Show every line below where "Property" can be found.

** start **

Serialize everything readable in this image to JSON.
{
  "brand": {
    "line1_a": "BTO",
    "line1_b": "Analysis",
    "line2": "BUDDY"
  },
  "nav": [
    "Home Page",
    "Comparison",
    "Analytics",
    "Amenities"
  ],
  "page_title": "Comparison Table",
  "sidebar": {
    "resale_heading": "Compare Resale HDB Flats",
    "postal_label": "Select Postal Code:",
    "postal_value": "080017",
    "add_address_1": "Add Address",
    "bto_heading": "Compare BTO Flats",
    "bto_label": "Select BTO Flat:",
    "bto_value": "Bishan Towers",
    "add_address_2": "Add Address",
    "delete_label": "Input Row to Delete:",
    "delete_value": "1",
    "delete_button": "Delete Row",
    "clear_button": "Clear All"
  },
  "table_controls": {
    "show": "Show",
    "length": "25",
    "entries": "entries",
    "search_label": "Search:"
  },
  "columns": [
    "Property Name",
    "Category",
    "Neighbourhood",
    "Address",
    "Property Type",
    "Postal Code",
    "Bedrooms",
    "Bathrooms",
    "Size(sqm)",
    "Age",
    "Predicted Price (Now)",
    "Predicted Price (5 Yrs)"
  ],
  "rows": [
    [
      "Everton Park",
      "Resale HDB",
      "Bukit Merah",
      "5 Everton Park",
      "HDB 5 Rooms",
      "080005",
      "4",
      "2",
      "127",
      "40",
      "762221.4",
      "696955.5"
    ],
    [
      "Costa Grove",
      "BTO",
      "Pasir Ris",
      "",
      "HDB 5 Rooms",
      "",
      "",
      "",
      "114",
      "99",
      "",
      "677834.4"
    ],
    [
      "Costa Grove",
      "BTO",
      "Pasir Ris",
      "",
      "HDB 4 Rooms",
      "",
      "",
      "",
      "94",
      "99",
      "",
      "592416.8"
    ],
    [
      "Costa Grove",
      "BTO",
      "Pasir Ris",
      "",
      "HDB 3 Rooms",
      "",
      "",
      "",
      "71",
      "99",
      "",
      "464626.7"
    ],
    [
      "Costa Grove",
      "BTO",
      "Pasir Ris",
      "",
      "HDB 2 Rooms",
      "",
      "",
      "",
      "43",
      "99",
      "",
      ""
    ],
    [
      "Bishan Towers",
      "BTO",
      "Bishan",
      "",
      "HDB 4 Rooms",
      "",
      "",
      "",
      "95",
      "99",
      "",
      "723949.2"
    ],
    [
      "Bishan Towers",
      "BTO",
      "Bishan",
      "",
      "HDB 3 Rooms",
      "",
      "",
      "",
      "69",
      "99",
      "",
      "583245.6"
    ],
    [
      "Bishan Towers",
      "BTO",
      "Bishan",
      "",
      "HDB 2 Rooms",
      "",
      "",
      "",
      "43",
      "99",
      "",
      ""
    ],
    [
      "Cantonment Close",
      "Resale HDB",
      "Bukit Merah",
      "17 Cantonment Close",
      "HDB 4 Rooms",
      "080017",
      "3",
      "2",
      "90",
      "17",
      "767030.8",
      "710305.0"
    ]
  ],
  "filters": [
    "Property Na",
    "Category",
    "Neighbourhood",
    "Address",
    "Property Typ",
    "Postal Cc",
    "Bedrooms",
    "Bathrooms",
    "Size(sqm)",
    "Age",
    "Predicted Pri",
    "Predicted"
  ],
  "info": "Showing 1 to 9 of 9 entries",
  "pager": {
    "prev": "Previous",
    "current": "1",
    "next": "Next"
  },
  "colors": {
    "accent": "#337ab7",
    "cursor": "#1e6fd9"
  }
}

** end **

▶ _EXERCISE ANSWER_
    "Property Name",
    "Property Type",
    "Property Na",
    "Property Typ",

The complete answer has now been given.